■ **EXERCISE PROMPT**:
Copy each record exactly as it reads, leaving out any pictures it holds.

■ **STORED ROWS**:

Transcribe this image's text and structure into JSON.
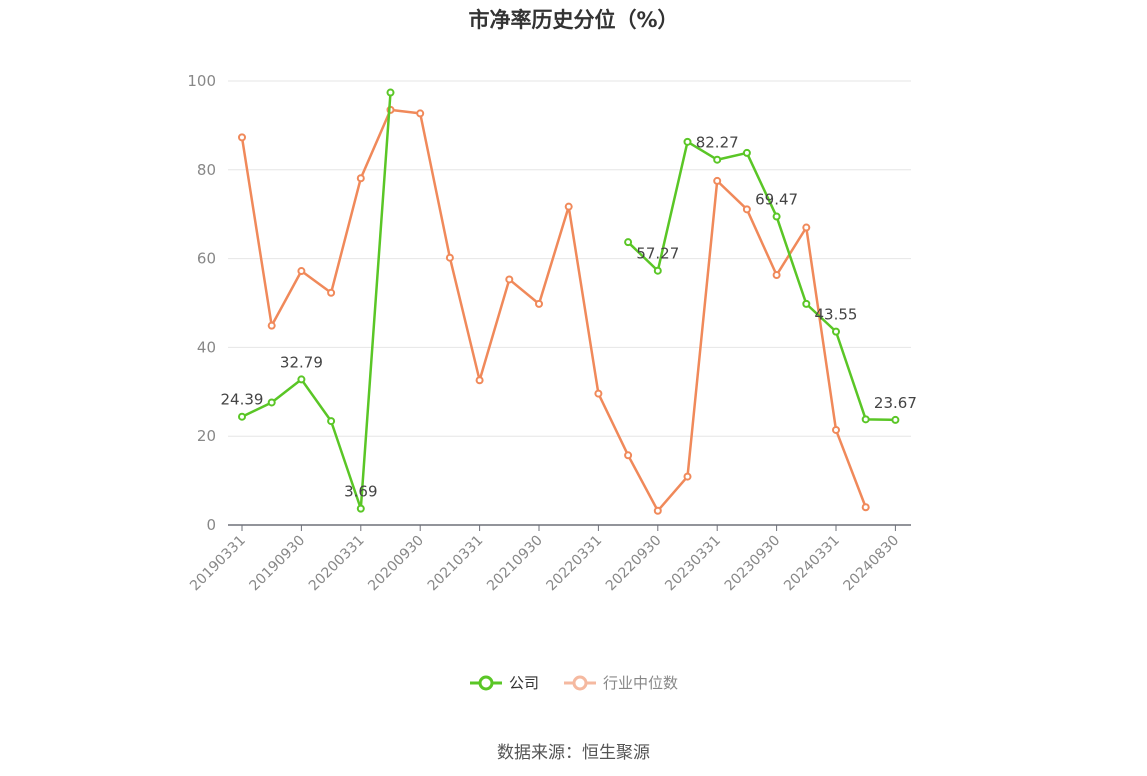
{
  "chart_data": {
    "type": "line",
    "title": "市净率历史分位（%）",
    "source": "数据来源：恒生聚源",
    "xlabel": "",
    "ylabel": "",
    "ylim": [
      0,
      100
    ],
    "yticks": [
      0,
      20,
      40,
      60,
      80,
      100
    ],
    "x_tick_labels": [
      "20190331",
      "20190930",
      "20200331",
      "20200930",
      "20210331",
      "20210930",
      "20220331",
      "20220930",
      "20230331",
      "20230930",
      "20240331",
      "20240830"
    ],
    "categories": [
      "20190331",
      "20190630",
      "20190930",
      "20191231",
      "20200331",
      "20200630",
      "20200930",
      "20201231",
      "20210331",
      "20210630",
      "20210930",
      "20211231",
      "20220331",
      "20220630",
      "20220930",
      "20221231",
      "20230331",
      "20230630",
      "20230930",
      "20231231",
      "20240331",
      "20240630",
      "20240830"
    ],
    "series": [
      {
        "name": "公司",
        "color": "#5ac626",
        "values": [
          24.39,
          27.6,
          32.79,
          23.4,
          3.69,
          97.4,
          null,
          null,
          null,
          null,
          null,
          null,
          null,
          63.7,
          57.27,
          86.3,
          82.27,
          83.8,
          69.47,
          49.8,
          43.55,
          23.8,
          23.67
        ],
        "labels": {
          "0": "24.39",
          "2": "32.79",
          "4": "3.69",
          "14": "57.27",
          "16": "82.27",
          "18": "69.47",
          "20": "43.55",
          "22": "23.67"
        }
      },
      {
        "name": "行业中位数",
        "color": "#f0895a",
        "values": [
          87.3,
          44.9,
          57.2,
          52.3,
          78.1,
          93.5,
          92.7,
          60.2,
          32.6,
          55.3,
          49.8,
          71.7,
          29.6,
          15.7,
          3.2,
          10.9,
          77.5,
          71.1,
          56.3,
          67.0,
          21.4,
          4.0,
          null
        ]
      }
    ],
    "legend_position": "bottom",
    "grid": true
  }
}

■ **RESULT OF THIS EXERCISE**:
Transcribe this image's text and structure into JSON.
{
  "chart_data": {
    "type": "line",
    "title": "市净率历史分位（%）",
    "source": "数据来源：恒生聚源",
    "xlabel": "",
    "ylabel": "",
    "ylim": [
      0,
      100
    ],
    "yticks": [
      0,
      20,
      40,
      60,
      80,
      100
    ],
    "x_tick_labels": [
      "20190331",
      "20190930",
      "20200331",
      "20200930",
      "20210331",
      "20210930",
      "20220331",
      "20220930",
      "20230331",
      "20230930",
      "20240331",
      "20240830"
    ],
    "categories": [
      "20190331",
      "20190630",
      "20190930",
      "20191231",
      "20200331",
      "20200630",
      "20200930",
      "20201231",
      "20210331",
      "20210630",
      "20210930",
      "20211231",
      "20220331",
      "20220630",
      "20220930",
      "20221231",
      "20230331",
      "20230630",
      "20230930",
      "20231231",
      "20240331",
      "20240630",
      "20240830"
    ],
    "series": [
      {
        "name": "公司",
        "color": "#5ac626",
        "values": [
          24.39,
          27.6,
          32.79,
          23.4,
          3.69,
          97.4,
          null,
          null,
          null,
          null,
          null,
          null,
          null,
          63.7,
          57.27,
          86.3,
          82.27,
          83.8,
          69.47,
          49.8,
          43.55,
          23.8,
          23.67
        ],
        "labels": {
          "0": "24.39",
          "2": "32.79",
          "4": "3.69",
          "14": "57.27",
          "16": "82.27",
          "18": "69.47",
          "20": "43.55",
          "22": "23.67"
        }
      },
      {
        "name": "行业中位数",
        "color": "#f0895a",
        "values": [
          87.3,
          44.9,
          57.2,
          52.3,
          78.1,
          93.5,
          92.7,
          60.2,
          32.6,
          55.3,
          49.8,
          71.7,
          29.6,
          15.7,
          3.2,
          10.9,
          77.5,
          71.1,
          56.3,
          67.0,
          21.4,
          4.0,
          null
        ]
      }
    ],
    "legend_position": "bottom",
    "grid": true
  }
}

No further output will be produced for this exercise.